═════ GIVEN ENTRIES ═════
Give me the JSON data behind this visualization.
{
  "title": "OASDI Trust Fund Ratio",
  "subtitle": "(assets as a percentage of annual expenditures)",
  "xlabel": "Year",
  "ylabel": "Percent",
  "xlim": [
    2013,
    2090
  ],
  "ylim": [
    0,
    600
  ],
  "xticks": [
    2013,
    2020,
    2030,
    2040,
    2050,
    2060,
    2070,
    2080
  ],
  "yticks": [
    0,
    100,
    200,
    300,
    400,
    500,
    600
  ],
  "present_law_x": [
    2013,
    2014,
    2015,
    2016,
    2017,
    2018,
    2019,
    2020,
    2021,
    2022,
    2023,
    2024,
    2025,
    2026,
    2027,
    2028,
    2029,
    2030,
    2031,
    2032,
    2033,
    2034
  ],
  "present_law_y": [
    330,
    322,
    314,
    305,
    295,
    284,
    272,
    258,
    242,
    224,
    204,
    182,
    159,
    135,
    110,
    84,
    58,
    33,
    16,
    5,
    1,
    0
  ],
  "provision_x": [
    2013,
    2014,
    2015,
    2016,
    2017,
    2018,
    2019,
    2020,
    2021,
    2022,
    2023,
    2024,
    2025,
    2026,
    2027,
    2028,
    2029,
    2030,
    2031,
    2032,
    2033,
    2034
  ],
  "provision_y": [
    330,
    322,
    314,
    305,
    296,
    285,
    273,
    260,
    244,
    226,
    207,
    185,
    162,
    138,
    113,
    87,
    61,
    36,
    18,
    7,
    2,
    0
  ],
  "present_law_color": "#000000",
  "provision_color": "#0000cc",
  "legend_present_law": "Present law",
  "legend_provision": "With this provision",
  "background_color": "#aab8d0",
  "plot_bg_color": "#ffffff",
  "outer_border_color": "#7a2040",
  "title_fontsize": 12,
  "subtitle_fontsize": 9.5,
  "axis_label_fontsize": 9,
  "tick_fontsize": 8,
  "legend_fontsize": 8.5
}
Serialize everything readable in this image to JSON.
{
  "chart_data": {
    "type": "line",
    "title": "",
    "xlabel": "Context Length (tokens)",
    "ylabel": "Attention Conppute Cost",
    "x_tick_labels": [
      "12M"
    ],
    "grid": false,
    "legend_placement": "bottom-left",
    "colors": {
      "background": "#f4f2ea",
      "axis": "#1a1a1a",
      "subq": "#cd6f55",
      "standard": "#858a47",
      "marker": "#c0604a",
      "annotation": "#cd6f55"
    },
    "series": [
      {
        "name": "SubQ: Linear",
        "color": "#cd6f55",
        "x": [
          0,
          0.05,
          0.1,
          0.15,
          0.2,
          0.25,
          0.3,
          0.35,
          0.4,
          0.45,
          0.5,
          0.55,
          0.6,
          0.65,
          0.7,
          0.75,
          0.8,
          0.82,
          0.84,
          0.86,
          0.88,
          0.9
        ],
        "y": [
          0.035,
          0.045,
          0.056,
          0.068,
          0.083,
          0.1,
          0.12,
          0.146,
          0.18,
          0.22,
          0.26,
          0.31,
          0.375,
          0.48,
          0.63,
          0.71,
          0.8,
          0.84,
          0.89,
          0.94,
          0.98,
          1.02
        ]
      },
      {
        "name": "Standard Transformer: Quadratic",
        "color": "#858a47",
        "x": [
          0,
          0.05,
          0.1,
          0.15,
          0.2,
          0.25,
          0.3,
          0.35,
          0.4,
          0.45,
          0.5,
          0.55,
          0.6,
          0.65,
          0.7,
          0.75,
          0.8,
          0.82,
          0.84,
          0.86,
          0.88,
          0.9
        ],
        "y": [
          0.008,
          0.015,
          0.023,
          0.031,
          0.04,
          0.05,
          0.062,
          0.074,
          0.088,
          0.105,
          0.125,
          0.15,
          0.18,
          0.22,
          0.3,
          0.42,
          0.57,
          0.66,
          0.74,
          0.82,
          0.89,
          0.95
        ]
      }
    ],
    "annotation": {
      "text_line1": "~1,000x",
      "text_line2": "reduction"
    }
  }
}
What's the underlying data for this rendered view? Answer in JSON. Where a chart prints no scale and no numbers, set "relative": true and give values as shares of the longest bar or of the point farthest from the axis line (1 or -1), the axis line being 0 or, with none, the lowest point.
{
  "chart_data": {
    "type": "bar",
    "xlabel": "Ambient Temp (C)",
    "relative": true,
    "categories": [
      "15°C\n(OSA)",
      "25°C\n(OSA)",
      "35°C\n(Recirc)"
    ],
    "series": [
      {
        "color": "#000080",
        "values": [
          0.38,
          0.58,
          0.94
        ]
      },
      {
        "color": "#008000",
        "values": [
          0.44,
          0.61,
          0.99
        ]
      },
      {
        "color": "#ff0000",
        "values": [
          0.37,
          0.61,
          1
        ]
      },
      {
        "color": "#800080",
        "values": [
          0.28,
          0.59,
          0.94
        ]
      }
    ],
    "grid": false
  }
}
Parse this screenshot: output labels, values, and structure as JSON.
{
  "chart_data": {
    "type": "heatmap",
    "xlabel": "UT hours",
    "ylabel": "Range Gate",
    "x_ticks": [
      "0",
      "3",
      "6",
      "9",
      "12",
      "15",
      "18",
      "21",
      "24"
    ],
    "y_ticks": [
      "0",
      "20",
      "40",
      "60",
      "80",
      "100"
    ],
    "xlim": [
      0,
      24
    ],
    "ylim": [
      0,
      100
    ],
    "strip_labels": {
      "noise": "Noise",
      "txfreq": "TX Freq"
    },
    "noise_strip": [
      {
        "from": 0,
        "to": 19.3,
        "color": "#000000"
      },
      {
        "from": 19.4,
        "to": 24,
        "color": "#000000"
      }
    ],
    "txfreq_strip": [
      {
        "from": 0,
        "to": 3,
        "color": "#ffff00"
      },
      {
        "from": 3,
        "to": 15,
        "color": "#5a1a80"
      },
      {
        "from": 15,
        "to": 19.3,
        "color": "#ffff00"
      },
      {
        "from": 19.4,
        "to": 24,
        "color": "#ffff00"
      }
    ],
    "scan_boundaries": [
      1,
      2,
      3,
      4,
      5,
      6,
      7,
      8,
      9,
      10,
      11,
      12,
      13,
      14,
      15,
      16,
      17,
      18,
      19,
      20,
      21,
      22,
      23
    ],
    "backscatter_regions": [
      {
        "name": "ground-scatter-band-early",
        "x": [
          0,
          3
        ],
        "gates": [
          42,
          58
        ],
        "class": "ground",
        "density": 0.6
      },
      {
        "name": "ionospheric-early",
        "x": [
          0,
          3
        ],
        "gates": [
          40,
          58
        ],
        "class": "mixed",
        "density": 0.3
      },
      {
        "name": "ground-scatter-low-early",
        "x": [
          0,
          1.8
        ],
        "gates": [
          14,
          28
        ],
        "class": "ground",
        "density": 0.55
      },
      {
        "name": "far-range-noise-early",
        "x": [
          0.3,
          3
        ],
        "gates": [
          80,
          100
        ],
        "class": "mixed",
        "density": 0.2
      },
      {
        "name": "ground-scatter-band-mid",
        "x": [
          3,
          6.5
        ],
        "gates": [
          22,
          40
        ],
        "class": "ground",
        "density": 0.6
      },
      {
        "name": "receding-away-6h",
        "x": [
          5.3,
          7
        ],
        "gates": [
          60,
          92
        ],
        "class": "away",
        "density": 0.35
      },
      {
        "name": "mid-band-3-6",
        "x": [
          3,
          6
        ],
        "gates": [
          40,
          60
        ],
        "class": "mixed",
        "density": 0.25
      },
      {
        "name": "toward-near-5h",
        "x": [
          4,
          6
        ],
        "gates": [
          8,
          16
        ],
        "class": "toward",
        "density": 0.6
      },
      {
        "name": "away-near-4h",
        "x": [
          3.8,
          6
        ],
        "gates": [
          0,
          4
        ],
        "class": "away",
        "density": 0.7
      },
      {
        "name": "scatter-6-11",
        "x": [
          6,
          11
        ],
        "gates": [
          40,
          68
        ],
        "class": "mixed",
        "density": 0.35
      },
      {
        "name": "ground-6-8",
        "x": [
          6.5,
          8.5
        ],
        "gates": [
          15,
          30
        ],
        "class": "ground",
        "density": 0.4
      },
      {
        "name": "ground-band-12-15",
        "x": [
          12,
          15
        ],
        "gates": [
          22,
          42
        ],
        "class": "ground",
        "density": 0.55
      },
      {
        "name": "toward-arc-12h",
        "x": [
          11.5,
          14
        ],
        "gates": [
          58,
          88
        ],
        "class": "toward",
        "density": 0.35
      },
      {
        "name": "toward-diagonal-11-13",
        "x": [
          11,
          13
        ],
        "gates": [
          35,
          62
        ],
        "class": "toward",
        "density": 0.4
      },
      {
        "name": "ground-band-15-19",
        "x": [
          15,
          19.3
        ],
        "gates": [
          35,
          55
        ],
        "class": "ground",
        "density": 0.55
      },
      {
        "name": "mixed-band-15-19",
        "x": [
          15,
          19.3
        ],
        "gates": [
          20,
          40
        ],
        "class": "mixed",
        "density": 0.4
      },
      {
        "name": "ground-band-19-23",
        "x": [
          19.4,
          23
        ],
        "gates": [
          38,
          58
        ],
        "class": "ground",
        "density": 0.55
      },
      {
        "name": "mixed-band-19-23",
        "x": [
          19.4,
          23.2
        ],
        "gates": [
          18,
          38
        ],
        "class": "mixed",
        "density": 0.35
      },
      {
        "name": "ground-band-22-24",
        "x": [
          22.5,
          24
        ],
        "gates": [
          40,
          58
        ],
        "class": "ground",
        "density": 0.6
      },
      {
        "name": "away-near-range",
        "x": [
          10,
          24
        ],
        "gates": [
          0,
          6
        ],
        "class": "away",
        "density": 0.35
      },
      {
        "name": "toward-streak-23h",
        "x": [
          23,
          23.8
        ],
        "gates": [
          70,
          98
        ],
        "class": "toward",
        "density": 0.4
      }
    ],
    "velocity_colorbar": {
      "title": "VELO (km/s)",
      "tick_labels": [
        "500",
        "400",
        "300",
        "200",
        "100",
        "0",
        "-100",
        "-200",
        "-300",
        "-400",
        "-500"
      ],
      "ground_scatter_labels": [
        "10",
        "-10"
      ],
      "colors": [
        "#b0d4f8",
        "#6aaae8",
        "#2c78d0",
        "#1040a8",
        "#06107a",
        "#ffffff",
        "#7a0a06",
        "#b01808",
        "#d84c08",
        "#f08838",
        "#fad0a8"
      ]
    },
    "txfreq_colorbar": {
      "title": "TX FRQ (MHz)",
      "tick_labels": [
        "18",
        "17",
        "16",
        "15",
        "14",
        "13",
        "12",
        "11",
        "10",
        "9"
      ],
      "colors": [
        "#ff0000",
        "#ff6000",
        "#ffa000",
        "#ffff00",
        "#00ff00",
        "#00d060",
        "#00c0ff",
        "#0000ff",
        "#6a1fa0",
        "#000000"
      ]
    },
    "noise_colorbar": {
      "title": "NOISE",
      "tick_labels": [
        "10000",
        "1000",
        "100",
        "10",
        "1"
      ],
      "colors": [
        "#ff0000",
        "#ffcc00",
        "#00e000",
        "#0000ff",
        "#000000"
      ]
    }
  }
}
═════
Find the word "this" in the entries above and gather every line that holds it.

REPLY →
Give me the JSON data behind this visualization.
  "legend_provision": "With this provision",
Serialize everything readable in this image to JSON.
What's the underlying data for this rendered view? Answer in JSON. Where a chart prints no scale and no numbers, set "relative": true and give values as shares of the longest bar or of the point farthest from the axis line (1 or -1), the axis line being 0 or, with none, the lowest point.
Parse this screenshot: output labels, values, and structure as JSON.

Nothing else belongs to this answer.